▸ **Written task**
Search the material for the word "wheel" and report each line where it turns up.

▸ **Data entries**
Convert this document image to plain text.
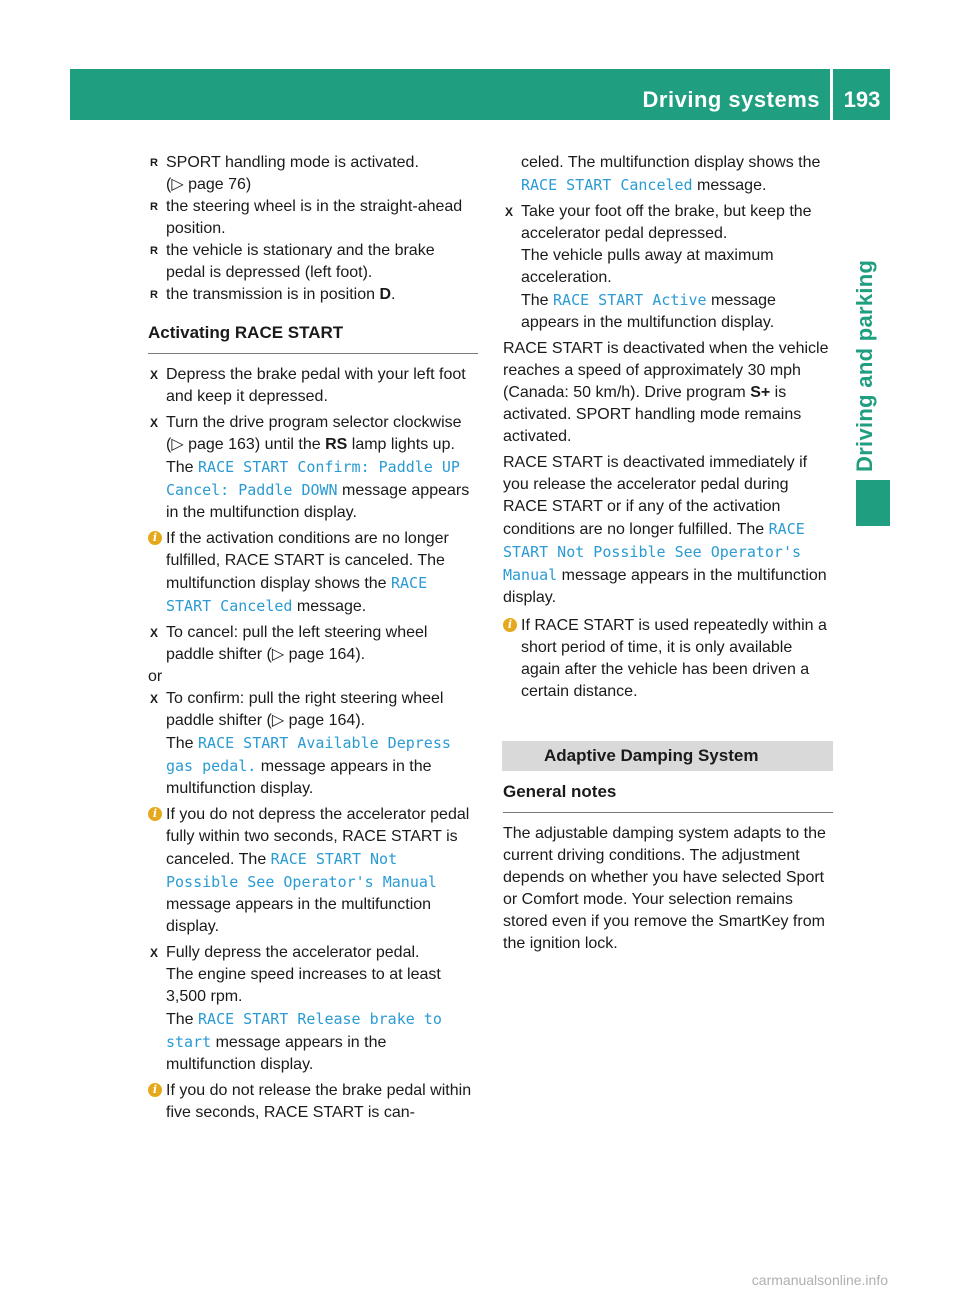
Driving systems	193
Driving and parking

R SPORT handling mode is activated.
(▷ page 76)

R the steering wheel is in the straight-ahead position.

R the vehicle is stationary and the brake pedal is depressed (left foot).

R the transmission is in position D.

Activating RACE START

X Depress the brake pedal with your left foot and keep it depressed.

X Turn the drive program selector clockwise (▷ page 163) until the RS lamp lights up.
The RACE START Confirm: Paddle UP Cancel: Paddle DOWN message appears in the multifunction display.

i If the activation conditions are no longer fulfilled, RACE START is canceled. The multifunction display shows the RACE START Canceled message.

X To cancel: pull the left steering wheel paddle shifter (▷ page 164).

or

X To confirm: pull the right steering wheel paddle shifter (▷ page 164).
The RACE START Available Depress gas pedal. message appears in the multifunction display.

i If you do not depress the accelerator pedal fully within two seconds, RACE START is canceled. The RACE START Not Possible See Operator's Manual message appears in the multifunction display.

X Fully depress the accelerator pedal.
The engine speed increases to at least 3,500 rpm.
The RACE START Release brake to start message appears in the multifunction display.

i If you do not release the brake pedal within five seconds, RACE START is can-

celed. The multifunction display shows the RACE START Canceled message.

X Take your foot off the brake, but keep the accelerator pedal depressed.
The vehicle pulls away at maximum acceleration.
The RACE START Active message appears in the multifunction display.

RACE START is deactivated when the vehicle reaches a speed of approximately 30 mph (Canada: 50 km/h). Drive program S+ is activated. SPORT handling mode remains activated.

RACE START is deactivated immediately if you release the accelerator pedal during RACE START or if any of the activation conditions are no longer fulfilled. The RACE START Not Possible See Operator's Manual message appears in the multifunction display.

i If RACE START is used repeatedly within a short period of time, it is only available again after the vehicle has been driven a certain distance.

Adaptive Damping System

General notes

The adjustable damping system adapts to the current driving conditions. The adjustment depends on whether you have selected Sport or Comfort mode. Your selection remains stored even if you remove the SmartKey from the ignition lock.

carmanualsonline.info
--
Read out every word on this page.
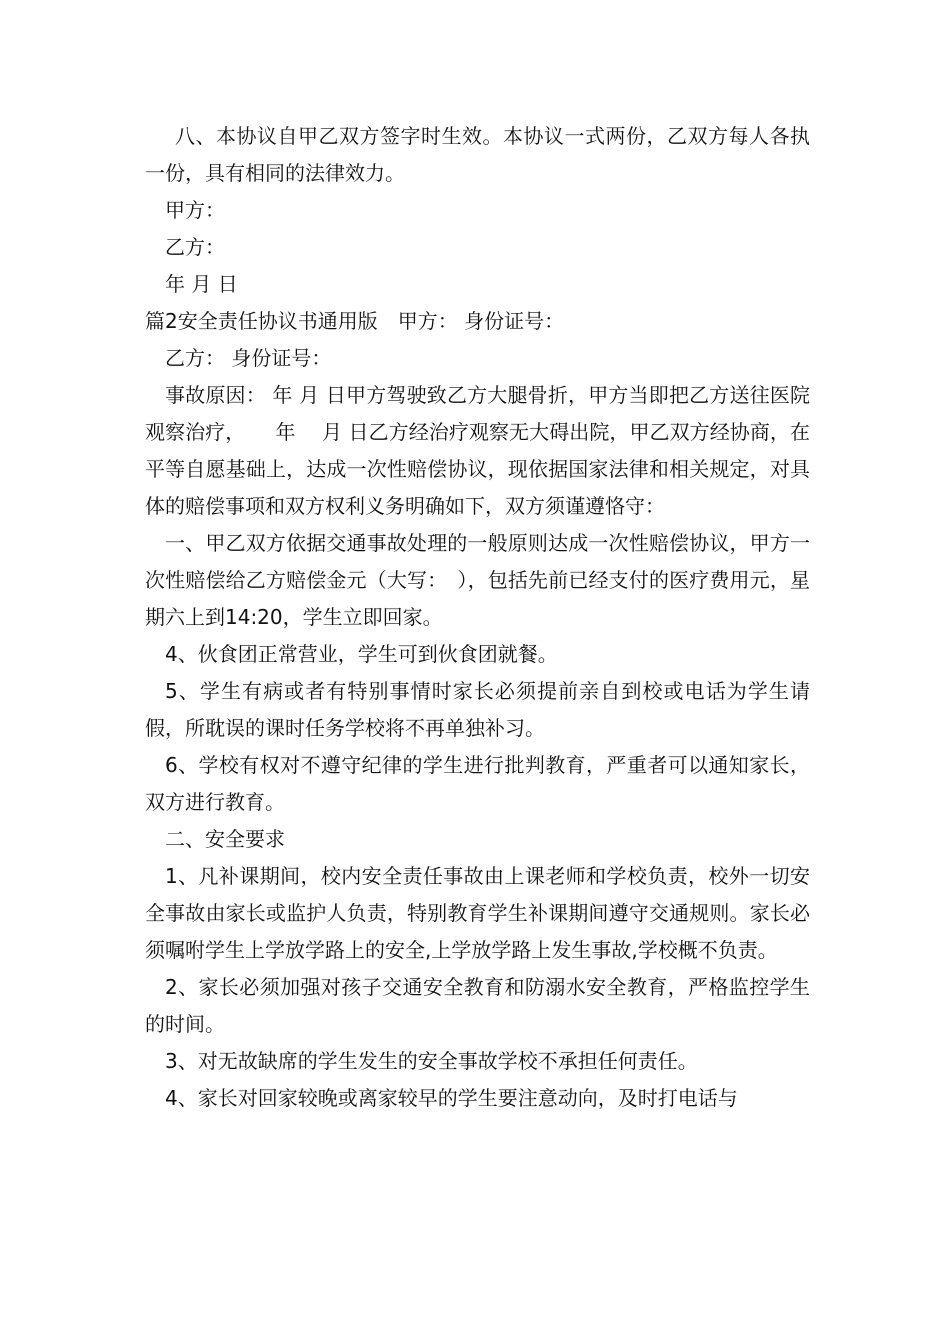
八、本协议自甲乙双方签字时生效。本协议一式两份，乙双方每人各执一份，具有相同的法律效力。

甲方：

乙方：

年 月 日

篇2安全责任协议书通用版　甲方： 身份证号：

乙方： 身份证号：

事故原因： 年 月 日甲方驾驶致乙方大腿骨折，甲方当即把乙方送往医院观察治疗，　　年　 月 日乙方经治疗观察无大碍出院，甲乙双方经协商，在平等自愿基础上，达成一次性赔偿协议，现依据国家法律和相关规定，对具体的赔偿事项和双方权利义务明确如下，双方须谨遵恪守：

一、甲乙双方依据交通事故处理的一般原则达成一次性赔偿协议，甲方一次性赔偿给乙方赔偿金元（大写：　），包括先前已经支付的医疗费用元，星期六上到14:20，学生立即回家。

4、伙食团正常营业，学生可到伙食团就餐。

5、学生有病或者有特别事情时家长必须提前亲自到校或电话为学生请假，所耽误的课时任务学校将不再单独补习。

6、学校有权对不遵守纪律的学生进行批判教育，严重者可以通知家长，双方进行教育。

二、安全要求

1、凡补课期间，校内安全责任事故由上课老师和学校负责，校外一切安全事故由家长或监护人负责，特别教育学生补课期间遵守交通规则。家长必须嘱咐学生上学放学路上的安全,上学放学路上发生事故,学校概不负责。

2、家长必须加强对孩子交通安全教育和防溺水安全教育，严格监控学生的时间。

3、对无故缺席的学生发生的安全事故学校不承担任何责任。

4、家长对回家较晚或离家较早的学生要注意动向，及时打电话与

▸ **Final result**
R the steering wheel is in the straight-ahead position.
X To cancel: pull the left steering wheel paddle shifter (▷ page 164).
X To confirm: pull the right steering wheel paddle shifter (▷ page 164).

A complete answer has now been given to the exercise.